*** Given information

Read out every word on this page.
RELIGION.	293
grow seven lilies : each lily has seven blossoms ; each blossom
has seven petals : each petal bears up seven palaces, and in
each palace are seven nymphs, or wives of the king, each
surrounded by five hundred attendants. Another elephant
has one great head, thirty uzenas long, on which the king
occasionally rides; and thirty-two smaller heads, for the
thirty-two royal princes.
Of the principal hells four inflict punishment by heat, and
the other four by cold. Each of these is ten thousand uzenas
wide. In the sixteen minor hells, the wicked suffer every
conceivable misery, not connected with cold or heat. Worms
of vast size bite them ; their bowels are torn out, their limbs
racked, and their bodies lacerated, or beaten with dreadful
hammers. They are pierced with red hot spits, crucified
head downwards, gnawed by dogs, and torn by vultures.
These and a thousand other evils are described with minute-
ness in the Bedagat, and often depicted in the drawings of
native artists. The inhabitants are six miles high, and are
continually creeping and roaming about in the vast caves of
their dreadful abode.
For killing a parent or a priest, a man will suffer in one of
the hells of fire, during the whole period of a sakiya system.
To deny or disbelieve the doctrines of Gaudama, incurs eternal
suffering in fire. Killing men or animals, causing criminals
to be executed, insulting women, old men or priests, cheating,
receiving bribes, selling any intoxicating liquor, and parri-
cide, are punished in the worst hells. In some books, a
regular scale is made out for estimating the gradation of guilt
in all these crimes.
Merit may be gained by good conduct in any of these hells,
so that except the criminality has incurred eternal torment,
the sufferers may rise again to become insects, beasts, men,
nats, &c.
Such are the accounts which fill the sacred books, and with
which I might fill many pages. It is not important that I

******

**Exercise description:**
Identify each line in the records above containing the word "uzenas"; copy those lines.

**Solved problem:**
has one great head, thirty uzenas long, on which the king
the other four by cold. Each of these is ten thousand uzenas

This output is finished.